→ Prompt:
Copy the items below, starting with the first and going on through the line that contains "point-yebra: [328, 345, 341, 358]", and change every "x-tick-label" to "x-axis-tick-label" while leaving everything else as it is.

Working data start

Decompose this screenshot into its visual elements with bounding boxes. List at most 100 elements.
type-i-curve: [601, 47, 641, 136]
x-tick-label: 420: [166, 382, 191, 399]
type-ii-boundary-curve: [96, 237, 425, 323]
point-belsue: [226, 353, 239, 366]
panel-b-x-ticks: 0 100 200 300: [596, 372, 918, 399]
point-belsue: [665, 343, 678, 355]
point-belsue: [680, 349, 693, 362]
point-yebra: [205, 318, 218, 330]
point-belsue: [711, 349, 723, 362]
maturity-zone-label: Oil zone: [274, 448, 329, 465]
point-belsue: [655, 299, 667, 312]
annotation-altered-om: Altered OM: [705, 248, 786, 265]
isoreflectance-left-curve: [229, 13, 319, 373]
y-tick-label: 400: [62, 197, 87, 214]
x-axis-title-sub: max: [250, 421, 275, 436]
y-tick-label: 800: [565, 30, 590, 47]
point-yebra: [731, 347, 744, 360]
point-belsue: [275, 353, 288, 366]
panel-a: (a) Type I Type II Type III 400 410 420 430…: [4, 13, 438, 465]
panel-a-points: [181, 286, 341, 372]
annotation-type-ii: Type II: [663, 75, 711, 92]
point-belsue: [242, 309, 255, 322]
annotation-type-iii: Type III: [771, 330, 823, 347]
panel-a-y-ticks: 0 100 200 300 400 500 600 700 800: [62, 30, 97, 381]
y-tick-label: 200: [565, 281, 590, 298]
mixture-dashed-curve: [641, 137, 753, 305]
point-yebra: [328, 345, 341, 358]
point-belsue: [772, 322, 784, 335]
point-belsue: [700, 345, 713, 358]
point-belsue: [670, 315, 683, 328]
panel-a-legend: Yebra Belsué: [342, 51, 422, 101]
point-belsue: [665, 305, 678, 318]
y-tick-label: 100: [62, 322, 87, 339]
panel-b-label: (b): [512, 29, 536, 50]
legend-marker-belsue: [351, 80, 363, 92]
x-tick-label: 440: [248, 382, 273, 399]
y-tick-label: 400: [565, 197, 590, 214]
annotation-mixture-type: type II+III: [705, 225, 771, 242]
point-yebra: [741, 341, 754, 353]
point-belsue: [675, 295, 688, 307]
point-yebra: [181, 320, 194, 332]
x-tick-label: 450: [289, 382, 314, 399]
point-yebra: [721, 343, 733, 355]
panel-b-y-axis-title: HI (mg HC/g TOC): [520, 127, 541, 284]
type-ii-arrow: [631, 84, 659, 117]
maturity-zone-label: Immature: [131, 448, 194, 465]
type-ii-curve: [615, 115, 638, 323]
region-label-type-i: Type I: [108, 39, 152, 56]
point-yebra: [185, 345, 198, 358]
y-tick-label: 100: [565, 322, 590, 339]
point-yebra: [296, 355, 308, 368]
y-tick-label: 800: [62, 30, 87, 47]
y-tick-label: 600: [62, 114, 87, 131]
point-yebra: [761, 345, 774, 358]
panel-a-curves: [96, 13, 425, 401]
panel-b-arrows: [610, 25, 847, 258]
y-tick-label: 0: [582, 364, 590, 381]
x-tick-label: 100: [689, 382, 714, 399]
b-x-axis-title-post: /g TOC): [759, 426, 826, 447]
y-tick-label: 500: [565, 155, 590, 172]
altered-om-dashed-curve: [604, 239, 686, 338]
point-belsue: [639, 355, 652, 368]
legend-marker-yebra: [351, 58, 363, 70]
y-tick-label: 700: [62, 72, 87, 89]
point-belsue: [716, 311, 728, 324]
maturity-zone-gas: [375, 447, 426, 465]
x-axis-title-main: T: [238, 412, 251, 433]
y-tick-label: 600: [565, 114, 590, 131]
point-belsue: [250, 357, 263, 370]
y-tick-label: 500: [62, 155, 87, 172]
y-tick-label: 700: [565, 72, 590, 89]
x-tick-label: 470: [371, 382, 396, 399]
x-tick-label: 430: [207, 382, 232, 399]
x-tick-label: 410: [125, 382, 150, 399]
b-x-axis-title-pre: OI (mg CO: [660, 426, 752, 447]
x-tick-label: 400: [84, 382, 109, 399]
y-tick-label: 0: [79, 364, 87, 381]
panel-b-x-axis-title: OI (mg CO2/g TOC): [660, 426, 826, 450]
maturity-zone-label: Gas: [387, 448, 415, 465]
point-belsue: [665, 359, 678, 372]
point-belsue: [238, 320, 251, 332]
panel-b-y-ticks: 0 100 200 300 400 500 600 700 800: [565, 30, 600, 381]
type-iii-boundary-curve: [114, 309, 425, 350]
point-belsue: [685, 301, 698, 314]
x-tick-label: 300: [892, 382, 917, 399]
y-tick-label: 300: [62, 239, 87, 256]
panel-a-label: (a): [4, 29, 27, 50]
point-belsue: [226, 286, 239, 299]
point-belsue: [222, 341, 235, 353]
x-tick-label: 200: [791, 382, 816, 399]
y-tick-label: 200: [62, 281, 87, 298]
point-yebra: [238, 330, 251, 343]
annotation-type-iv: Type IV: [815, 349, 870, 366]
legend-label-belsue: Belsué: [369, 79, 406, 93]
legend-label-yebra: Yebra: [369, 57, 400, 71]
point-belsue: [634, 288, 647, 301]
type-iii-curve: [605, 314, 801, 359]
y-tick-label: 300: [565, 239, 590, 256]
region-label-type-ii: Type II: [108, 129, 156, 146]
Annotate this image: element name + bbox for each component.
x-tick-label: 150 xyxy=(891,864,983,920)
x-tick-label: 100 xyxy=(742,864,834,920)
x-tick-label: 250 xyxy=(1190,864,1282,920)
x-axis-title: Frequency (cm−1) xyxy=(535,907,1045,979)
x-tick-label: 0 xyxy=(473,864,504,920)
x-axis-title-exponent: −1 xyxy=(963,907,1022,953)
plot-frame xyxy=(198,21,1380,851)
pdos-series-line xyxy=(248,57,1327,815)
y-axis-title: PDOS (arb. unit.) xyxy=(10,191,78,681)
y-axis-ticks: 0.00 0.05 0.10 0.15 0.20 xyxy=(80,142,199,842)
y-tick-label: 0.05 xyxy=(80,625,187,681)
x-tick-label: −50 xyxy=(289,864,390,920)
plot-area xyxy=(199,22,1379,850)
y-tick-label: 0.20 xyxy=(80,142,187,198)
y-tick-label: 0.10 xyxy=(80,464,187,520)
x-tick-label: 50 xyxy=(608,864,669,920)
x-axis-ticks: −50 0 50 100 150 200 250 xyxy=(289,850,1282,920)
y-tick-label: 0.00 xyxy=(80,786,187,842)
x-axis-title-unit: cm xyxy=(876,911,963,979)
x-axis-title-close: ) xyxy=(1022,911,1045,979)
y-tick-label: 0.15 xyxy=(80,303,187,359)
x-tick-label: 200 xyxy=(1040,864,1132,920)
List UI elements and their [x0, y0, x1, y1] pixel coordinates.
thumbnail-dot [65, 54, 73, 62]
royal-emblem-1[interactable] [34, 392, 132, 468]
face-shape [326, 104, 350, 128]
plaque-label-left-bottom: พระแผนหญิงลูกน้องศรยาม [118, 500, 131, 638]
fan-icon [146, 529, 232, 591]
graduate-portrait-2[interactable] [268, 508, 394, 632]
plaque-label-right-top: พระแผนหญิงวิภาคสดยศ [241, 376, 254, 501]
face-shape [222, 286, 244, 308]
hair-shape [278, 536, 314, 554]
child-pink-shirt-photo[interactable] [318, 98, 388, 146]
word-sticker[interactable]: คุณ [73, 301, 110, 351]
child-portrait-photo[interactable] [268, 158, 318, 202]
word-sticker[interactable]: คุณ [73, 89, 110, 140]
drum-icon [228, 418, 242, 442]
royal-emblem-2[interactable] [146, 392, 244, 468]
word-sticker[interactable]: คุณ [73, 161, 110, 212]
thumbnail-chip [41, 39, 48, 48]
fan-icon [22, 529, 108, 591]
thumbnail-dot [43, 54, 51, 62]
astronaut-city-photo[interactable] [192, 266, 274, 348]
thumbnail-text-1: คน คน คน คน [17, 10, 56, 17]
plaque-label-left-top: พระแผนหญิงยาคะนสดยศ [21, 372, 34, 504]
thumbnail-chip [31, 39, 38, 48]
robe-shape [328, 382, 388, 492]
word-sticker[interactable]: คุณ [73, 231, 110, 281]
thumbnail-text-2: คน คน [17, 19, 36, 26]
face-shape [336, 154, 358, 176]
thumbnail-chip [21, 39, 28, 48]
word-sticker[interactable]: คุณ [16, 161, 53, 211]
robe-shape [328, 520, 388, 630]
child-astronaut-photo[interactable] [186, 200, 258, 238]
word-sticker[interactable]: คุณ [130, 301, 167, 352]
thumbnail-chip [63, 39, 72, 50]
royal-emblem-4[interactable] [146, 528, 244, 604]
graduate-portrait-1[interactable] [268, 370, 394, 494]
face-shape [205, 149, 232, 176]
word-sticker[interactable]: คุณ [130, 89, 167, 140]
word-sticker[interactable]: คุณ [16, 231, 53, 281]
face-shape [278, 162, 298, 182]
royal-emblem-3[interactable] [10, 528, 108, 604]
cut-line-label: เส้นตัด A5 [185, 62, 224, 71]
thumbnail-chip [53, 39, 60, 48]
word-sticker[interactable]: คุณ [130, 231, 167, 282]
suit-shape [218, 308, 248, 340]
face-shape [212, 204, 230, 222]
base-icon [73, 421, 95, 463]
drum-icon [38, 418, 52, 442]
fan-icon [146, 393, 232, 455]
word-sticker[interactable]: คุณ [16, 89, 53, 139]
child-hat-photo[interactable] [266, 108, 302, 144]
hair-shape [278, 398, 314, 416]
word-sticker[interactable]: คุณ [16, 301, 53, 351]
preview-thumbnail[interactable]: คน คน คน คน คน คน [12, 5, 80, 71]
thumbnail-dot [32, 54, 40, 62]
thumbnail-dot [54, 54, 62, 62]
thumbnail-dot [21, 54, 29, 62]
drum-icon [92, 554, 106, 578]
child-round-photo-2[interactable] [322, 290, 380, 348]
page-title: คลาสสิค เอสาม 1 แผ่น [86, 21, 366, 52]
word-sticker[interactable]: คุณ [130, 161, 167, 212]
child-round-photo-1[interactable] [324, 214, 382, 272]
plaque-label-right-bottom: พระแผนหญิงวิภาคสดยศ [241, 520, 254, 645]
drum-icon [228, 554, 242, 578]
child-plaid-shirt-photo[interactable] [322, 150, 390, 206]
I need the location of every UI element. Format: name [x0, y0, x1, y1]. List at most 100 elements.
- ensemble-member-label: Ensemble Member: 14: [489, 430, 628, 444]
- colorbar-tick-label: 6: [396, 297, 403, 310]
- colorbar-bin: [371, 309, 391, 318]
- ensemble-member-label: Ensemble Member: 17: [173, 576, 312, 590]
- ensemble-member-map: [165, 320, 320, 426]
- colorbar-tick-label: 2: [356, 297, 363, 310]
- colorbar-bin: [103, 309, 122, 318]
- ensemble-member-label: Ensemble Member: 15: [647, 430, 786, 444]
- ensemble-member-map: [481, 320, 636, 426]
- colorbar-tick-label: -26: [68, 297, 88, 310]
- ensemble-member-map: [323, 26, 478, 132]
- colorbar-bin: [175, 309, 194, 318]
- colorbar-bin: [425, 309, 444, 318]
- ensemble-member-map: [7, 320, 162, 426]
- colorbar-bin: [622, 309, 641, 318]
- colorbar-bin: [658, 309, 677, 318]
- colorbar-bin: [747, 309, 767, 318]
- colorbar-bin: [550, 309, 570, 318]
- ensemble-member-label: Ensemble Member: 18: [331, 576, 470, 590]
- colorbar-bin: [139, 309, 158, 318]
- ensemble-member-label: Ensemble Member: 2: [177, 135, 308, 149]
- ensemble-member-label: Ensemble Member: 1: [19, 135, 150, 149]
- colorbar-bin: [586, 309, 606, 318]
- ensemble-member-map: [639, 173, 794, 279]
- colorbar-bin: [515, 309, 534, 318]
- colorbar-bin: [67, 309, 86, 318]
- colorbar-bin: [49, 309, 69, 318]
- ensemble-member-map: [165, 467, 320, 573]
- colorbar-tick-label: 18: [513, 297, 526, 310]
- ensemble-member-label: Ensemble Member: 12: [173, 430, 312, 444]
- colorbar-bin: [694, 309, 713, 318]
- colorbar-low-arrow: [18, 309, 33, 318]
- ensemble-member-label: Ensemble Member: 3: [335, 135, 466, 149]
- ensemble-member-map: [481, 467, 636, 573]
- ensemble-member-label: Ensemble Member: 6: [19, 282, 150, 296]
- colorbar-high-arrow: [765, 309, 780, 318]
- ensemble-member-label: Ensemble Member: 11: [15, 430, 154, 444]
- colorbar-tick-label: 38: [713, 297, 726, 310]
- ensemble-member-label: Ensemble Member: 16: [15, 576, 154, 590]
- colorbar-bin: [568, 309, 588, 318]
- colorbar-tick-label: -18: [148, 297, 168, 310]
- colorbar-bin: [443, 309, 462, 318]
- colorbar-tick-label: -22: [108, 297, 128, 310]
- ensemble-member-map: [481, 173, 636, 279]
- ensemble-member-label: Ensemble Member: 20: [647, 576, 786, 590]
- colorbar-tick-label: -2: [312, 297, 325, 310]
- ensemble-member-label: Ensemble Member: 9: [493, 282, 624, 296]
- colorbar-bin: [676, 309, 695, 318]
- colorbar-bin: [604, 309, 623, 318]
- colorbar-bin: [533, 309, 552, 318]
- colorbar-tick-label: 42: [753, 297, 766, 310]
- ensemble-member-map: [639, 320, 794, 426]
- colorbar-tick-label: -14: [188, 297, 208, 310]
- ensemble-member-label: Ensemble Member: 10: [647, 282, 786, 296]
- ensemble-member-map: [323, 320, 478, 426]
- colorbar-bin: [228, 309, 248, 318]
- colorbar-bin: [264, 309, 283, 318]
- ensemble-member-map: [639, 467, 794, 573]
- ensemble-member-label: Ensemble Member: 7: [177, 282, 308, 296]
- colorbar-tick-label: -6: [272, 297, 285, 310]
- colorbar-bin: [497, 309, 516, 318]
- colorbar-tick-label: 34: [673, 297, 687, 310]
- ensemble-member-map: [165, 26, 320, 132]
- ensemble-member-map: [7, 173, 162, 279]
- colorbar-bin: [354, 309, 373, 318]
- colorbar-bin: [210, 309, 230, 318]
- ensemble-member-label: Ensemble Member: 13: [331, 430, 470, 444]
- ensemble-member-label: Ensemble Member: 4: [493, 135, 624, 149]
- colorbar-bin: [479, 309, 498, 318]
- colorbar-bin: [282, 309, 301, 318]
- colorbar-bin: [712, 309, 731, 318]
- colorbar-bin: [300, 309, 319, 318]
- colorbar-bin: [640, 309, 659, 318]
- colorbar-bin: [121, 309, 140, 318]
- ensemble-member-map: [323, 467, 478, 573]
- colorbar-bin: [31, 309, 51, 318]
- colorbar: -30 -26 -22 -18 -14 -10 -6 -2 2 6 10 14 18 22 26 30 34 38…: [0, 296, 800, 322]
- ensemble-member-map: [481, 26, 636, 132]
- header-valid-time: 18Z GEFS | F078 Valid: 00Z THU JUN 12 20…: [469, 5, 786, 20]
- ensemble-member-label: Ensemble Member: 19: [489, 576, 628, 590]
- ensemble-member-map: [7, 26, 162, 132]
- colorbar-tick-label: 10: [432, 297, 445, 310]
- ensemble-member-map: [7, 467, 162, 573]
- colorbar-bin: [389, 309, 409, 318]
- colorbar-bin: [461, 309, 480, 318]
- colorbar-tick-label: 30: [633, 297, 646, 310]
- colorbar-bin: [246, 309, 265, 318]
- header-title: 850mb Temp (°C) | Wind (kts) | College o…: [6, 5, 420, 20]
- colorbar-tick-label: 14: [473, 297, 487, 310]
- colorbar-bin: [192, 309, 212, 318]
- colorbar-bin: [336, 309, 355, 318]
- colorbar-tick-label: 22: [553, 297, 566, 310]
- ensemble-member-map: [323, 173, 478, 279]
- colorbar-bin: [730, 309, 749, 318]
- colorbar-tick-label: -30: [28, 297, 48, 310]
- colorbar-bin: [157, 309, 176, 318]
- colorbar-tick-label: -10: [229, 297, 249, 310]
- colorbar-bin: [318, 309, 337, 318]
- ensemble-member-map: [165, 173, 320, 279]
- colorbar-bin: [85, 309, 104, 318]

Working data end

→ Output of the exercise:
Decompose this screenshot into its visual elements with bounding boxes. List at most 100 elements.
type-i-curve: [601, 47, 641, 136]
x-axis-tick-label: 420: [166, 382, 191, 399]
type-ii-boundary-curve: [96, 237, 425, 323]
point-belsue: [226, 353, 239, 366]
panel-b-x-ticks: 0 100 200 300: [596, 372, 918, 399]
point-belsue: [665, 343, 678, 355]
point-belsue: [680, 349, 693, 362]
point-yebra: [205, 318, 218, 330]
point-belsue: [711, 349, 723, 362]
maturity-zone-label: Oil zone: [274, 448, 329, 465]
point-belsue: [655, 299, 667, 312]
annotation-altered-om: Altered OM: [705, 248, 786, 265]
isoreflectance-left-curve: [229, 13, 319, 373]
y-tick-label: 400: [62, 197, 87, 214]
x-axis-title-sub: max: [250, 421, 275, 436]
y-tick-label: 800: [565, 30, 590, 47]
point-yebra: [731, 347, 744, 360]
point-belsue: [275, 353, 288, 366]
panel-a: (a) Type I Type II Type III 400 410 420 430…: [4, 13, 438, 465]
panel-a-points: [181, 286, 341, 372]
annotation-type-ii: Type II: [663, 75, 711, 92]
point-belsue: [242, 309, 255, 322]
annotation-type-iii: Type III: [771, 330, 823, 347]
panel-a-y-ticks: 0 100 200 300 400 500 600 700 800: [62, 30, 97, 381]
y-tick-label: 200: [565, 281, 590, 298]
mixture-dashed-curve: [641, 137, 753, 305]
point-yebra: [328, 345, 341, 358]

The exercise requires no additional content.